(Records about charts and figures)
-*-
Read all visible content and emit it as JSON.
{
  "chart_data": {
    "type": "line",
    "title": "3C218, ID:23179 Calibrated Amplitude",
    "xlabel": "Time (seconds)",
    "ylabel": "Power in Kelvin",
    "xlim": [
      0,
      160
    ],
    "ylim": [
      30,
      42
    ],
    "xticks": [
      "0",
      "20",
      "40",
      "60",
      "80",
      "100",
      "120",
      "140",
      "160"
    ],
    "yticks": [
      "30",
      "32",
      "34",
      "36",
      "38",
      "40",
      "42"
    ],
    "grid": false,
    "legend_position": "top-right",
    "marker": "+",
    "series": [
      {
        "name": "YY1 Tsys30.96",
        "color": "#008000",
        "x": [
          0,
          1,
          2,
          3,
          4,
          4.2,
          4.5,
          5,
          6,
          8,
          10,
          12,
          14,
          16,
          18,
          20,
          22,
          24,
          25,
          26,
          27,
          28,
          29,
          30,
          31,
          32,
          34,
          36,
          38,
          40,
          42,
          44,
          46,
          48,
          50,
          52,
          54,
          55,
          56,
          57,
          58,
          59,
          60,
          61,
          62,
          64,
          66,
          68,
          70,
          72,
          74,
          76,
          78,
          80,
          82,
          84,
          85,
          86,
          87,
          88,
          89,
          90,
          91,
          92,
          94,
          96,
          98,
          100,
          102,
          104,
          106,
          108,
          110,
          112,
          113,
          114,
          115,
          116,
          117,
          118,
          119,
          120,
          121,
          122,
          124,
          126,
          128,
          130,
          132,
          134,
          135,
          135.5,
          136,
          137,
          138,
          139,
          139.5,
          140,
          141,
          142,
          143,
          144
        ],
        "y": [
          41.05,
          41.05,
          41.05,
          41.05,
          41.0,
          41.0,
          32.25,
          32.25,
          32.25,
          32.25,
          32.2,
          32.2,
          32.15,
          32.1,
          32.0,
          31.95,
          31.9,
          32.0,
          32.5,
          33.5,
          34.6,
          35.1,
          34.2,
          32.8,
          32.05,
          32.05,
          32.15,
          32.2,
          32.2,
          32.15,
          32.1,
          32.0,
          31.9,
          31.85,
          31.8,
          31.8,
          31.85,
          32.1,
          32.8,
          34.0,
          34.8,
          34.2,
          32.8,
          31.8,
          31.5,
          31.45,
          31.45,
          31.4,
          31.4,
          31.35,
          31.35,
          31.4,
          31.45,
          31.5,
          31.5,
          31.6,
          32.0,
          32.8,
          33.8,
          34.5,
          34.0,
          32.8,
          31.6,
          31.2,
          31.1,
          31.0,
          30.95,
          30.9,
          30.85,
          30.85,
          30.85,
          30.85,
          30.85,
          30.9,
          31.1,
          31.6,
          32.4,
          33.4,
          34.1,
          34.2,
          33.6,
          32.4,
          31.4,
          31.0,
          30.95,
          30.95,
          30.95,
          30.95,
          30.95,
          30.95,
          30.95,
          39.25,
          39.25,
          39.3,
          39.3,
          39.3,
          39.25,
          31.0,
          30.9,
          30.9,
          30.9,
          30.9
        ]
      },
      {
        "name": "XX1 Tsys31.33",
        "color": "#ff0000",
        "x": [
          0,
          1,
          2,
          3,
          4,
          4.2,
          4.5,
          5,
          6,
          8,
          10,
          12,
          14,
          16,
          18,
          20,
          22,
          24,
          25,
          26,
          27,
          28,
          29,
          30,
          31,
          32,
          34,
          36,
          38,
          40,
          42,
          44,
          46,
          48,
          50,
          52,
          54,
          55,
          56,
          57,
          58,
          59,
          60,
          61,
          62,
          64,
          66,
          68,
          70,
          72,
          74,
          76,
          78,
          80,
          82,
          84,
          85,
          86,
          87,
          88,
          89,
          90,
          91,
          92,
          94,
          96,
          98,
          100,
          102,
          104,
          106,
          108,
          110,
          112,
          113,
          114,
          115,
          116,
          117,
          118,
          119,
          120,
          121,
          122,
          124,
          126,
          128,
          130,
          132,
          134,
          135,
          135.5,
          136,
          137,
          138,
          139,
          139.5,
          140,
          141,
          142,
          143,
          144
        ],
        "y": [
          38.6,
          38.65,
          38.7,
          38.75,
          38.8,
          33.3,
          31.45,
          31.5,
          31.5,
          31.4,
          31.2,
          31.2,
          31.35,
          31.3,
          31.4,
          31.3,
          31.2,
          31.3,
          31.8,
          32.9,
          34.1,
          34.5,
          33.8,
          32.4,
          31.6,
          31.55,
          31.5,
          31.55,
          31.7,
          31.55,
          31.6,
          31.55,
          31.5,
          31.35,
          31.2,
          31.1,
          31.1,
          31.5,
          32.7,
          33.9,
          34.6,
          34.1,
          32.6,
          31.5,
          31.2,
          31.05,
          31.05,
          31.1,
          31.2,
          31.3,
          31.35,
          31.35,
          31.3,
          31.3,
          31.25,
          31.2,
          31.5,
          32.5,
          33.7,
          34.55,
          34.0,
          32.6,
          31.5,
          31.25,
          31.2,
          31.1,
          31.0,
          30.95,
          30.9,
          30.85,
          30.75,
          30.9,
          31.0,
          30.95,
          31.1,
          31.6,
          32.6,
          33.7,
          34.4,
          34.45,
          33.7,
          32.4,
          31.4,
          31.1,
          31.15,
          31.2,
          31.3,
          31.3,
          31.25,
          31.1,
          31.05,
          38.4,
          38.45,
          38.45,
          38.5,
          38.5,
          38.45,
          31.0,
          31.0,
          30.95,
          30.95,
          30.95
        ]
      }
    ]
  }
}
-*-
### TASK REQUIREMENTS
Repeat the preceding lines exactly, please, every one of them.

### OUTPUT FOR THIS TASK
Read all visible content and emit it as JSON.
{
  "chart_data": {
    "type": "line",
    "title": "3C218, ID:23179 Calibrated Amplitude",
    "xlabel": "Time (seconds)",
    "ylabel": "Power in Kelvin",
    "xlim": [
      0,
      160
    ],
    "ylim": [
      30,
      42
    ],
    "xticks": [
      "0",
      "20",
      "40",
      "60",
      "80",
      "100",
      "120",
      "140",
      "160"
    ],
    "yticks": [
      "30",
      "32",
      "34",
      "36",
      "38",
      "40",
      "42"
    ],
    "grid": false,
    "legend_position": "top-right",
    "marker": "+",
    "series": [
      {
        "name": "YY1 Tsys30.96",
        "color": "#008000",
        "x": [
          0,
          1,
          2,
          3,
          4,
          4.2,
          4.5,
          5,
          6,
          8,
          10,
          12,
          14,
          16,
          18,
          20,
          22,
          24,
          25,
          26,
          27,
          28,
          29,
          30,
          31,
          32,
          34,
          36,
          38,
          40,
          42,
          44,
          46,
          48,
          50,
          52,
          54,
          55,
          56,
          57,
          58,
          59,
          60,
          61,
          62,
          64,
          66,
          68,
          70,
          72,
          74,
          76,
          78,
          80,
          82,
          84,
          85,
          86,
          87,
          88,
          89,
          90,
          91,
          92,
          94,
          96,
          98,
          100,
          102,
          104,
          106,
          108,
          110,
          112,
          113,
          114,
          115,
          116,
          117,
          118,
          119,
          120,
          121,
          122,
          124,
          126,
          128,
          130,
          132,
          134,
          135,
          135.5,
          136,
          137,
          138,
          139,
          139.5,
          140,
          141,
          142,
          143,
          144
        ],
        "y": [
          41.05,
          41.05,
          41.05,
          41.05,
          41.0,
          41.0,
          32.25,
          32.25,
          32.25,
          32.25,
          32.2,
          32.2,
          32.15,
          32.1,
          32.0,
          31.95,
          31.9,
          32.0,
          32.5,
          33.5,
          34.6,
          35.1,
          34.2,
          32.8,
          32.05,
          32.05,
          32.15,
          32.2,
          32.2,
          32.15,
          32.1,
          32.0,
          31.9,
          31.85,
          31.8,
          31.8,
          31.85,
          32.1,
          32.8,
          34.0,
          34.8,
          34.2,
          32.8,
          31.8,
          31.5,
          31.45,
          31.45,
          31.4,
          31.4,
          31.35,
          31.35,
          31.4,
          31.45,
          31.5,
          31.5,
          31.6,
          32.0,
          32.8,
          33.8,
          34.5,
          34.0,
          32.8,
          31.6,
          31.2,
          31.1,
          31.0,
          30.95,
          30.9,
          30.85,
          30.85,
          30.85,
          30.85,
          30.85,
          30.9,
          31.1,
          31.6,
          32.4,
          33.4,
          34.1,
          34.2,
          33.6,
          32.4,
          31.4,
          31.0,
          30.95,
          30.95,
          30.95,
          30.95,
          30.95,
          30.95,
          30.95,
          39.25,
          39.25,
          39.3,
          39.3,
          39.3,
          39.25,
          31.0,
          30.9,
          30.9,
          30.9,
          30.9
        ]
      },
      {
        "name": "XX1 Tsys31.33",
        "color": "#ff0000",
        "x": [
          0,
          1,
          2,
          3,
          4,
          4.2,
          4.5,
          5,
          6,
          8,
          10,
          12,
          14,
          16,
          18,
          20,
          22,
          24,
          25,
          26,
          27,
          28,
          29,
          30,
          31,
          32,
          34,
          36,
          38,
          40,
          42,
          44,
          46,
          48,
          50,
          52,
          54,
          55,
          56,
          57,
          58,
          59,
          60,
          61,
          62,
          64,
          66,
          68,
          70,
          72,
          74,
          76,
          78,
          80,
          82,
          84,
          85,
          86,
          87,
          88,
          89,
          90,
          91,
          92,
          94,
          96,
          98,
          100,
          102,
          104,
          106,
          108,
          110,
          112,
          113,
          114,
          115,
          116,
          117,
          118,
          119,
          120,
          121,
          122,
          124,
          126,
          128,
          130,
          132,
          134,
          135,
          135.5,
          136,
          137,
          138,
          139,
          139.5,
          140,
          141,
          142,
          143,
          144
        ],
        "y": [
          38.6,
          38.65,
          38.7,
          38.75,
          38.8,
          33.3,
          31.45,
          31.5,
          31.5,
          31.4,
          31.2,
          31.2,
          31.35,
          31.3,
          31.4,
          31.3,
          31.2,
          31.3,
          31.8,
          32.9,
          34.1,
          34.5,
          33.8,
          32.4,
          31.6,
          31.55,
          31.5,
          31.55,
          31.7,
          31.55,
          31.6,
          31.55,
          31.5,
          31.35,
          31.2,
          31.1,
          31.1,
          31.5,
          32.7,
          33.9,
          34.6,
          34.1,
          32.6,
          31.5,
          31.2,
          31.05,
          31.05,
          31.1,
          31.2,
          31.3,
          31.35,
          31.35,
          31.3,
          31.3,
          31.25,
          31.2,
          31.5,
          32.5,
          33.7,
          34.55,
          34.0,
          32.6,
          31.5,
          31.25,
          31.2,
          31.1,
          31.0,
          30.95,
          30.9,
          30.85,
          30.75,
          30.9,
          31.0,
          30.95,
          31.1,
          31.6,
          32.6,
          33.7,
          34.4,
          34.45,
          33.7,
          32.4,
          31.4,
          31.1,
          31.15,
          31.2,
          31.3,
          31.3,
          31.25,
          31.1,
          31.05,
          38.4,
          38.45,
          38.45,
          38.5,
          38.5,
          38.45,
          31.0,
          31.0,
          30.95,
          30.95,
          30.95
        ]
      }
    ]
  }
}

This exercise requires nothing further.